■ **WORK TO BE COMPLETED**: Narrow the data below down to the lines containing "Online".
— START OF MATERIAL SUPPLIED —
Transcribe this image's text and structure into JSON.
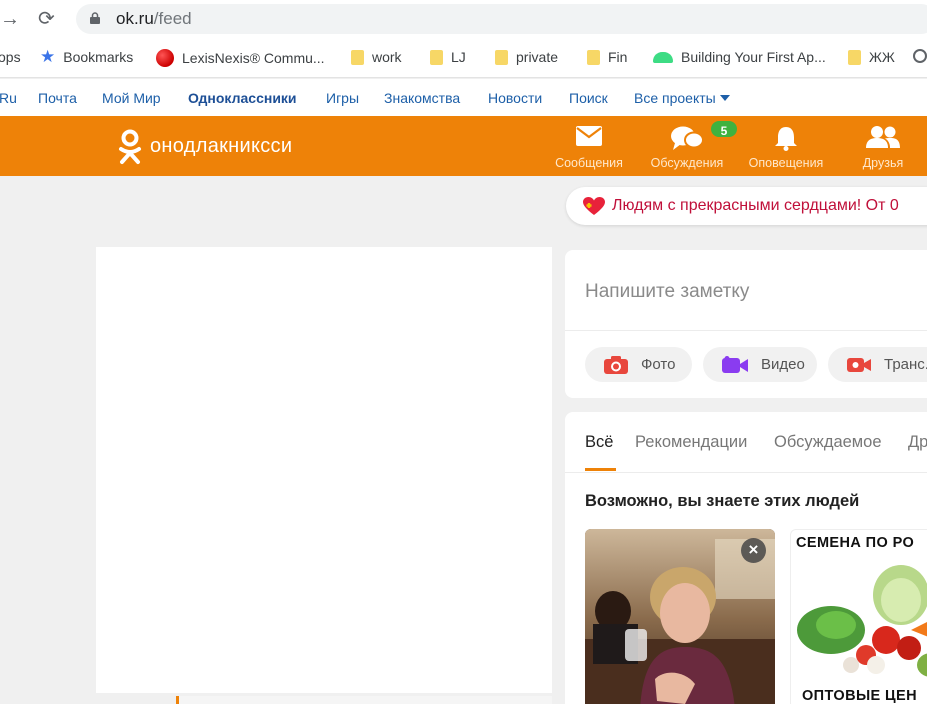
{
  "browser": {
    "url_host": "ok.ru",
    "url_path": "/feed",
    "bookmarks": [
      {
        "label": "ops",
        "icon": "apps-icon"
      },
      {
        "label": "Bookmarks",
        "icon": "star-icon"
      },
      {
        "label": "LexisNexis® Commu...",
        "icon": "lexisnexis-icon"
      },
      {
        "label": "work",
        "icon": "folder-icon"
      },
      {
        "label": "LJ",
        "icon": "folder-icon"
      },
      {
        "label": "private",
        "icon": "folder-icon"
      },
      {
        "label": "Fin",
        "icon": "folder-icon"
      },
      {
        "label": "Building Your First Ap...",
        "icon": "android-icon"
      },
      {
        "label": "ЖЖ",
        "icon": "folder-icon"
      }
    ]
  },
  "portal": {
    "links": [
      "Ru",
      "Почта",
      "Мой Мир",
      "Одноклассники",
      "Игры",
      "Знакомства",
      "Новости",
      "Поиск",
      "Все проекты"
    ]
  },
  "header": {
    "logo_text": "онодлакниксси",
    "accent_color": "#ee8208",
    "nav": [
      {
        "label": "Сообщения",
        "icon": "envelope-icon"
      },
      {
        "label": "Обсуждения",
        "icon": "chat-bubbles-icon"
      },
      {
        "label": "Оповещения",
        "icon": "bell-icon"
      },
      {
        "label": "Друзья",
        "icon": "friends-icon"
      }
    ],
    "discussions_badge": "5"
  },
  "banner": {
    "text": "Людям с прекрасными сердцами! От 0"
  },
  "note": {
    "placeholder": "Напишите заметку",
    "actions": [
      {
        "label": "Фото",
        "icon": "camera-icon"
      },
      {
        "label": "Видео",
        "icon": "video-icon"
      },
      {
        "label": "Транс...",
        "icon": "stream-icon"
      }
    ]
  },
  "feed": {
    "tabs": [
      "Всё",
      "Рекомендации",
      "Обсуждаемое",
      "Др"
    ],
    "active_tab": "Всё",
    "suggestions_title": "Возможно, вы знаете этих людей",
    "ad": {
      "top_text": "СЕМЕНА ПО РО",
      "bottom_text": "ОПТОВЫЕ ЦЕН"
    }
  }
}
— END OF MATERIAL SUPPLIED —
— START OF MATERIAL SUPPLIED —
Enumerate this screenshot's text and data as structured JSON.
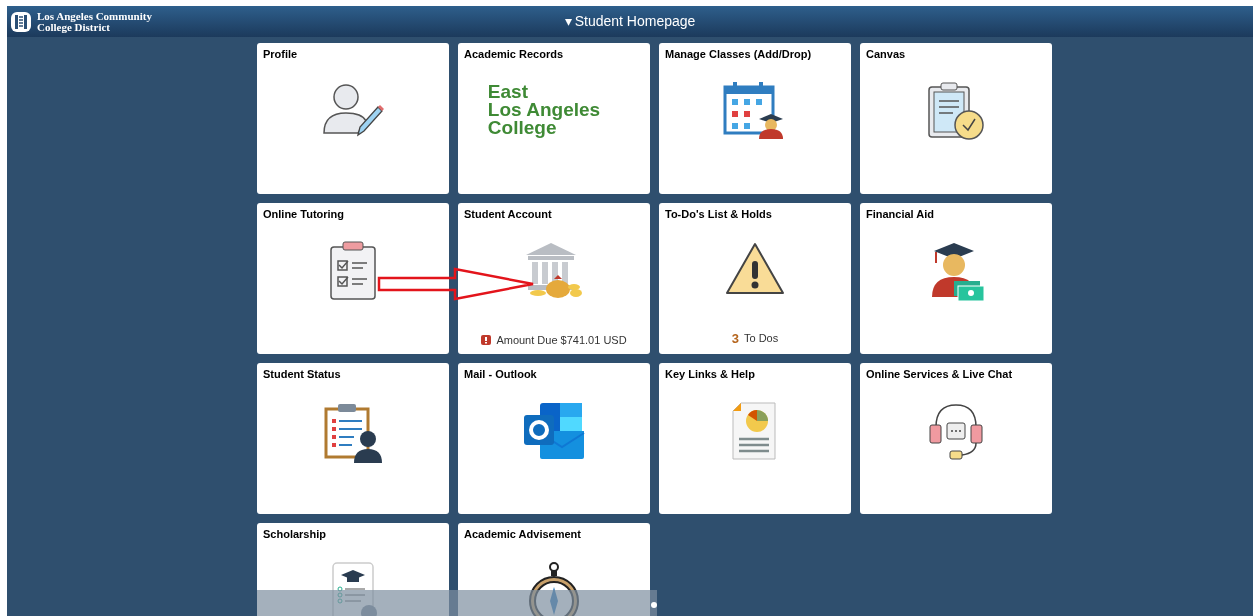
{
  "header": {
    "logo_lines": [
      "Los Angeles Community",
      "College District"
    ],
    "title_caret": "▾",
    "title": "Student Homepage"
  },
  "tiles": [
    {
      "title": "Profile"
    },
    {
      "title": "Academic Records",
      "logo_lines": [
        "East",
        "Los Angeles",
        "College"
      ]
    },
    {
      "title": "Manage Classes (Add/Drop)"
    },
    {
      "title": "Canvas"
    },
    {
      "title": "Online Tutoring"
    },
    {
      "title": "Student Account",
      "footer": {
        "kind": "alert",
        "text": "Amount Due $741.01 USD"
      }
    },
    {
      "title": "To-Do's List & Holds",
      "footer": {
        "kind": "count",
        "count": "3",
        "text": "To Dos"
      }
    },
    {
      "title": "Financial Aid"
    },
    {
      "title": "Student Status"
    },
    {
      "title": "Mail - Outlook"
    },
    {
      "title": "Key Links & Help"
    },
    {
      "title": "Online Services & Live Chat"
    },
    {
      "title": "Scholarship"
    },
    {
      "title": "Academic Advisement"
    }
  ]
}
— END OF MATERIAL SUPPLIED —
■ **RESULT OF THE TASK**:
      "title": "Online Tutoring"
      "title": "Online Services & Live Chat"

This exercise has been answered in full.